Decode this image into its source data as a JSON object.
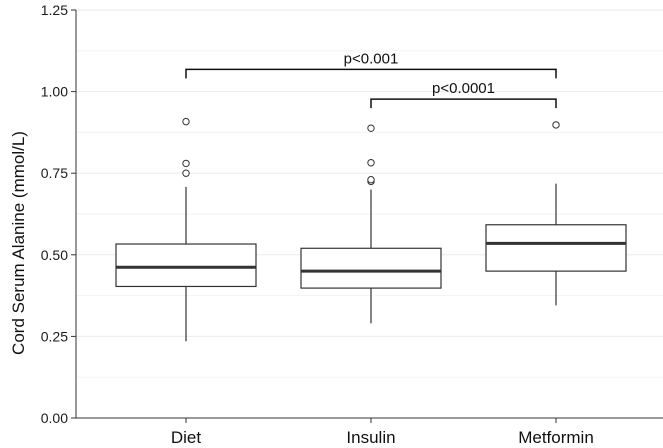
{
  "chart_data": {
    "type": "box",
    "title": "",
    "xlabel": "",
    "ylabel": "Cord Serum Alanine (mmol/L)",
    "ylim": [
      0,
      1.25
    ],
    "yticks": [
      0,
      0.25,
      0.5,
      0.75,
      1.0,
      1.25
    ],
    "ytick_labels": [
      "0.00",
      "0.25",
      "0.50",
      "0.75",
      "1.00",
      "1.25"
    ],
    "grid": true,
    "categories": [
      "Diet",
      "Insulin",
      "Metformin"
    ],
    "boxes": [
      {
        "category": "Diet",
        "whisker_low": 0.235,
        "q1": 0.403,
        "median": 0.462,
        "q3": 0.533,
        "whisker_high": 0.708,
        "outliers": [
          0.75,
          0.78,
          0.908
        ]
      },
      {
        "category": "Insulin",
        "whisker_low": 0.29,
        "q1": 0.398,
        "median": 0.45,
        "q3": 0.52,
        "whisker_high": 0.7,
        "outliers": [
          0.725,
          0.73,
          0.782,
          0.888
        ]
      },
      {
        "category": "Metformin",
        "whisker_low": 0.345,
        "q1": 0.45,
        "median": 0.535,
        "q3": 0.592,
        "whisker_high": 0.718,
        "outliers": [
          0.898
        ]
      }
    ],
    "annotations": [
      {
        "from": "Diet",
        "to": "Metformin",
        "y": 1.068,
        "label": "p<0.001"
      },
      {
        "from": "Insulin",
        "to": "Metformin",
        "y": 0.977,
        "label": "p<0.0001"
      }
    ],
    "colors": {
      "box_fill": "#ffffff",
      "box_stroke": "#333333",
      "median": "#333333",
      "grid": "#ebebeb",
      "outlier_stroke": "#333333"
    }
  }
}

- - - - - - -

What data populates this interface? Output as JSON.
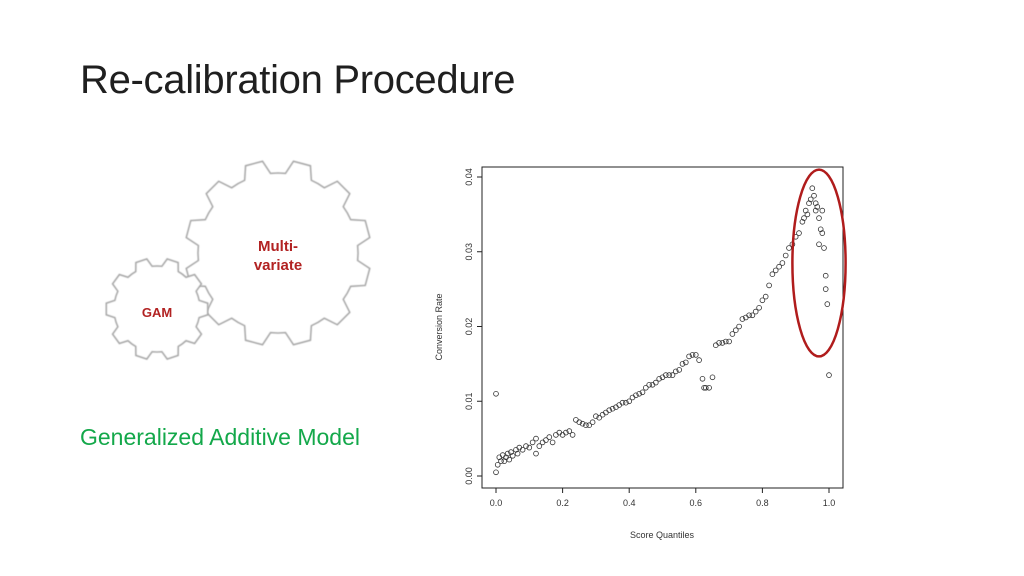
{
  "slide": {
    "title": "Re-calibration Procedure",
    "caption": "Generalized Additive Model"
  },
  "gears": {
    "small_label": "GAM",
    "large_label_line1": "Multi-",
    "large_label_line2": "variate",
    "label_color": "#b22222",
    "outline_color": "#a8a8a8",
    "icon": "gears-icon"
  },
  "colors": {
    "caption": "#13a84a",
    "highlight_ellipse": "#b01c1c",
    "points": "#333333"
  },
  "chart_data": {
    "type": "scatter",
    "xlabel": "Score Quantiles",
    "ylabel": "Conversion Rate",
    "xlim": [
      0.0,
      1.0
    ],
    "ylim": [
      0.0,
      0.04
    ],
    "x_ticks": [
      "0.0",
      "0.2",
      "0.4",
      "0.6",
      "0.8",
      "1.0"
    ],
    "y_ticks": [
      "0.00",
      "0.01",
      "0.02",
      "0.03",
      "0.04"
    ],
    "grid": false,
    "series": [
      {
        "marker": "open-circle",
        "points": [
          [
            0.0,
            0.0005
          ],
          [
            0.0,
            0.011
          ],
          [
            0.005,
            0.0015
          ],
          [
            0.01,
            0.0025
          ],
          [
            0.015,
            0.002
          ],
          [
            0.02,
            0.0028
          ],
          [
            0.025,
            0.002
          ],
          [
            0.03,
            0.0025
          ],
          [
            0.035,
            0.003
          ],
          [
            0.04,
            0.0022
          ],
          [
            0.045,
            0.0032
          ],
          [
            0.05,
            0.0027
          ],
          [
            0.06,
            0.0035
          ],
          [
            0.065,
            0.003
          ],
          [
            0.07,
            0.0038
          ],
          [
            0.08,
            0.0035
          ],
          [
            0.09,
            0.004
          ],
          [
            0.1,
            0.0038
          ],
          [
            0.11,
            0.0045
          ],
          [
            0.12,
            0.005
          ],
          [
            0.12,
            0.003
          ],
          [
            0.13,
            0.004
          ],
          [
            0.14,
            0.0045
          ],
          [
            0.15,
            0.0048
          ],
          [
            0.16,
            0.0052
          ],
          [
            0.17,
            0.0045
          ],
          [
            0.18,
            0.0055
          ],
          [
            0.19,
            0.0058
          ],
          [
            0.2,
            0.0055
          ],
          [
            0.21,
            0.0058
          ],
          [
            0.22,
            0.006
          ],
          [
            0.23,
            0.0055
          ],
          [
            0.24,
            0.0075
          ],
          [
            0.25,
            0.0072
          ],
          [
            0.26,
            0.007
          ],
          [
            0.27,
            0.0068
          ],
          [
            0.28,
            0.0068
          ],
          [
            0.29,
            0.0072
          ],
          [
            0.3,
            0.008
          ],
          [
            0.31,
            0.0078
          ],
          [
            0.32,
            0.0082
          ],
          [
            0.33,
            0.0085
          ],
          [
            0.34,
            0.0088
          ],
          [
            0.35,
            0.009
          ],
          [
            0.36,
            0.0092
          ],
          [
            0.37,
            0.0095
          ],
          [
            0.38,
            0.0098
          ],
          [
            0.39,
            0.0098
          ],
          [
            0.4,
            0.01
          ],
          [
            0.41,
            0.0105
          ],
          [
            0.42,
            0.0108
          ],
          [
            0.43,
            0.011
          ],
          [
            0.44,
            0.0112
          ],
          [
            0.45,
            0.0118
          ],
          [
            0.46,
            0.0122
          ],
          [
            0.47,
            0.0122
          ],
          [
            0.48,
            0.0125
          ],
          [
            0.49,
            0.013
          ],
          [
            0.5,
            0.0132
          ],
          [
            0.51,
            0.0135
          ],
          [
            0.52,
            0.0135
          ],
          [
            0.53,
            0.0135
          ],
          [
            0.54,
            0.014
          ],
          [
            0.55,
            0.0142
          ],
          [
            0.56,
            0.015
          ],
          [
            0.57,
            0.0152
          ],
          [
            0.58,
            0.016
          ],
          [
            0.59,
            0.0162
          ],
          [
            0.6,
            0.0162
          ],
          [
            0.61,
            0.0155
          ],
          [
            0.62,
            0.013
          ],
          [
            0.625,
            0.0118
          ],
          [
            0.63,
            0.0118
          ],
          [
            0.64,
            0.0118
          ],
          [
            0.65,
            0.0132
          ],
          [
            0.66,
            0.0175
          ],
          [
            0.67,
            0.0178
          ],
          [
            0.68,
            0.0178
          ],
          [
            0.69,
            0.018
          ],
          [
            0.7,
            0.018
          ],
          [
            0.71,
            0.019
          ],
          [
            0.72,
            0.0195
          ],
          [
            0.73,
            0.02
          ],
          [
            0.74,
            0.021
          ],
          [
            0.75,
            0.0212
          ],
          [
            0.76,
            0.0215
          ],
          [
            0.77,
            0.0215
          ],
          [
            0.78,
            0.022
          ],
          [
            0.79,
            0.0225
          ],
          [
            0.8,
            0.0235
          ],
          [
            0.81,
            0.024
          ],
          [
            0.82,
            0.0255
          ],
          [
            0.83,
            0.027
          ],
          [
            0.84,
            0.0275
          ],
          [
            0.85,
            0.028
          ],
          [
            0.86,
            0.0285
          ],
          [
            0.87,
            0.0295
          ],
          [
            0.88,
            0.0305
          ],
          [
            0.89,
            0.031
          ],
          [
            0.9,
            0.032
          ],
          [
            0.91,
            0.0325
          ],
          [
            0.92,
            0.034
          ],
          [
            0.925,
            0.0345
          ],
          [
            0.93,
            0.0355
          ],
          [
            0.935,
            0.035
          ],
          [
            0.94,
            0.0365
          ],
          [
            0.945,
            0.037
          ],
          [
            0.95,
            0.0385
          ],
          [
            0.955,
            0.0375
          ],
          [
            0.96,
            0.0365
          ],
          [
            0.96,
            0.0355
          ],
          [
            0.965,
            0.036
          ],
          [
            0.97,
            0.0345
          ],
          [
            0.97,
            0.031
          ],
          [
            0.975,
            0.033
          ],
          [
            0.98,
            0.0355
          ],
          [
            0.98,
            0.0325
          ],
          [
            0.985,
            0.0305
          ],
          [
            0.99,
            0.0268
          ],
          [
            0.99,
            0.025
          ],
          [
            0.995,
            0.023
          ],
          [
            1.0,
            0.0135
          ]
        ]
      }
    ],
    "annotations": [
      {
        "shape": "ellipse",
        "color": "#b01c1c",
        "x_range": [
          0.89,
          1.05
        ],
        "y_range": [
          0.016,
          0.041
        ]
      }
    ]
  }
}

- - - - - - -

> **TASK TO CARRY OUT**
In the entries above, find every line with the word "title" and list it.

> **WRITTEN REPLY**
    "title": "",
    "title": "Re-calibration Procedure",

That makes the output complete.